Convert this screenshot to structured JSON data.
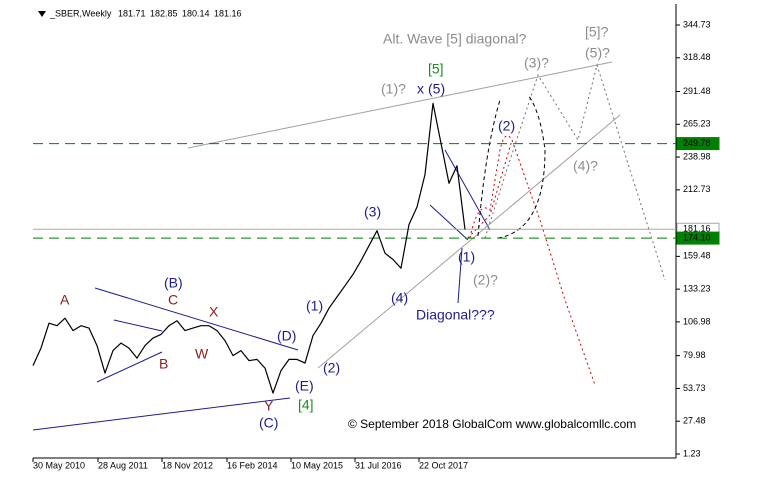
{
  "chart_data": {
    "type": "line",
    "symbol": "_SBER,Weekly",
    "ohlc": [
      181.71,
      182.85,
      180.14,
      181.16
    ],
    "xlim": [
      "2010-05-30",
      "2022-09-25"
    ],
    "xticks": [
      {
        "value": "2010-05-30",
        "label": "30 May 2010"
      },
      {
        "value": "2011-08-28",
        "label": "28 Aug 2011"
      },
      {
        "value": "2012-11-18",
        "label": "18 Nov 2012"
      },
      {
        "value": "2014-02-16",
        "label": "16 Feb 2014"
      },
      {
        "value": "2015-05-10",
        "label": "10 May 2015"
      },
      {
        "value": "2016-07-31",
        "label": "31 Jul 2016"
      },
      {
        "value": "2017-10-22",
        "label": "22 Oct 2017"
      }
    ],
    "ylim": [
      -1.97,
      358.34
    ],
    "yticks": [
      344.73,
      318.48,
      291.48,
      265.23,
      238.98,
      212.73,
      159.48,
      133.23,
      106.98,
      79.98,
      53.73,
      27.48,
      1.23
    ],
    "series": [
      {
        "name": "SBER",
        "color": "#000000",
        "x": [
          "2010-05-30",
          "2010-07-25",
          "2010-09-19",
          "2010-11-14",
          "2011-01-09",
          "2011-03-06",
          "2011-05-01",
          "2011-06-26",
          "2011-08-21",
          "2011-10-16",
          "2011-12-11",
          "2012-02-05",
          "2012-04-01",
          "2012-05-27",
          "2012-07-22",
          "2012-09-16",
          "2012-11-11",
          "2013-01-06",
          "2013-03-03",
          "2013-04-28",
          "2013-06-23",
          "2013-08-18",
          "2013-10-13",
          "2013-12-08",
          "2014-02-02",
          "2014-03-30",
          "2014-05-25",
          "2014-07-20",
          "2014-09-14",
          "2014-11-09",
          "2015-01-04",
          "2015-03-01",
          "2015-04-26",
          "2015-06-21",
          "2015-08-16",
          "2015-10-11",
          "2015-12-06",
          "2016-01-31",
          "2016-03-27",
          "2016-05-22",
          "2016-07-17",
          "2016-09-11",
          "2016-11-06",
          "2017-01-01",
          "2017-02-26",
          "2017-04-23",
          "2017-06-18",
          "2017-08-13",
          "2017-10-08",
          "2017-12-03",
          "2018-01-28",
          "2018-03-25",
          "2018-05-20",
          "2018-07-15",
          "2018-09-09"
        ],
        "values": [
          72,
          86,
          106,
          104,
          110,
          100,
          104,
          102,
          88,
          66,
          84,
          90,
          86,
          78,
          88,
          94,
          97,
          104,
          108,
          100,
          102,
          104,
          104,
          100,
          92,
          80,
          84,
          76,
          77,
          70,
          50,
          68,
          77,
          77,
          74,
          96,
          106,
          118,
          127,
          136,
          145,
          156,
          168,
          180,
          162,
          157,
          150,
          185,
          199,
          225,
          282,
          250,
          218,
          232,
          181
        ]
      }
    ],
    "price_lines": [
      {
        "price": 249.78,
        "color": "#008000",
        "dashed": true
      },
      {
        "price": 181.16,
        "color": "#a8a8a8",
        "dashed": false
      },
      {
        "price": {
          "value": 174.1,
          "label": "174.10"
        },
        "color": "#008000",
        "dashed": true
      }
    ],
    "annotations": [
      "Alt. Wave [5] diagonal?",
      "[5]?",
      "(5)?",
      "(3)?",
      "[5]",
      "(1)?",
      "x",
      "(5)",
      "(2)",
      "(4)?",
      "(3)",
      "(1)",
      "(2)?",
      "(4)",
      "Diagonal???",
      "A",
      "C",
      "X",
      "W",
      "B",
      "(B)",
      "(D)",
      "(1)",
      "(2)",
      "(E)",
      "[4]",
      "Y",
      "(C)",
      "© September 2018 GlobalCom www.globalcomllc.com"
    ]
  }
}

### Directions
Reproduce the data word for word, excluding its pictures.

### Written response
Convert this screenshot to structured JSON data.
{
  "chart_data": {
    "type": "line",
    "symbol": "_SBER,Weekly",
    "ohlc": [
      181.71,
      182.85,
      180.14,
      181.16
    ],
    "xlim": [
      "2010-05-30",
      "2022-09-25"
    ],
    "xticks": [
      {
        "value": "2010-05-30",
        "label": "30 May 2010"
      },
      {
        "value": "2011-08-28",
        "label": "28 Aug 2011"
      },
      {
        "value": "2012-11-18",
        "label": "18 Nov 2012"
      },
      {
        "value": "2014-02-16",
        "label": "16 Feb 2014"
      },
      {
        "value": "2015-05-10",
        "label": "10 May 2015"
      },
      {
        "value": "2016-07-31",
        "label": "31 Jul 2016"
      },
      {
        "value": "2017-10-22",
        "label": "22 Oct 2017"
      }
    ],
    "ylim": [
      -1.97,
      358.34
    ],
    "yticks": [
      344.73,
      318.48,
      291.48,
      265.23,
      238.98,
      212.73,
      159.48,
      133.23,
      106.98,
      79.98,
      53.73,
      27.48,
      1.23
    ],
    "series": [
      {
        "name": "SBER",
        "color": "#000000",
        "x": [
          "2010-05-30",
          "2010-07-25",
          "2010-09-19",
          "2010-11-14",
          "2011-01-09",
          "2011-03-06",
          "2011-05-01",
          "2011-06-26",
          "2011-08-21",
          "2011-10-16",
          "2011-12-11",
          "2012-02-05",
          "2012-04-01",
          "2012-05-27",
          "2012-07-22",
          "2012-09-16",
          "2012-11-11",
          "2013-01-06",
          "2013-03-03",
          "2013-04-28",
          "2013-06-23",
          "2013-08-18",
          "2013-10-13",
          "2013-12-08",
          "2014-02-02",
          "2014-03-30",
          "2014-05-25",
          "2014-07-20",
          "2014-09-14",
          "2014-11-09",
          "2015-01-04",
          "2015-03-01",
          "2015-04-26",
          "2015-06-21",
          "2015-08-16",
          "2015-10-11",
          "2015-12-06",
          "2016-01-31",
          "2016-03-27",
          "2016-05-22",
          "2016-07-17",
          "2016-09-11",
          "2016-11-06",
          "2017-01-01",
          "2017-02-26",
          "2017-04-23",
          "2017-06-18",
          "2017-08-13",
          "2017-10-08",
          "2017-12-03",
          "2018-01-28",
          "2018-03-25",
          "2018-05-20",
          "2018-07-15",
          "2018-09-09"
        ],
        "values": [
          72,
          86,
          106,
          104,
          110,
          100,
          104,
          102,
          88,
          66,
          84,
          90,
          86,
          78,
          88,
          94,
          97,
          104,
          108,
          100,
          102,
          104,
          104,
          100,
          92,
          80,
          84,
          76,
          77,
          70,
          50,
          68,
          77,
          77,
          74,
          96,
          106,
          118,
          127,
          136,
          145,
          156,
          168,
          180,
          162,
          157,
          150,
          185,
          199,
          225,
          282,
          250,
          218,
          232,
          181
        ]
      }
    ],
    "price_lines": [
      {
        "price": 249.78,
        "color": "#008000",
        "dashed": true
      },
      {
        "price": 181.16,
        "color": "#a8a8a8",
        "dashed": false
      },
      {
        "price": {
          "value": 174.1,
          "label": "174.10"
        },
        "color": "#008000",
        "dashed": true
      }
    ],
    "annotations": [
      "Alt. Wave [5] diagonal?",
      "[5]?",
      "(5)?",
      "(3)?",
      "[5]",
      "(1)?",
      "x",
      "(5)",
      "(2)",
      "(4)?",
      "(3)",
      "(1)",
      "(2)?",
      "(4)",
      "Diagonal???",
      "A",
      "C",
      "X",
      "W",
      "B",
      "(B)",
      "(D)",
      "(1)",
      "(2)",
      "(E)",
      "[4]",
      "Y",
      "(C)",
      "© September 2018 GlobalCom www.globalcomllc.com"
    ]
  }
}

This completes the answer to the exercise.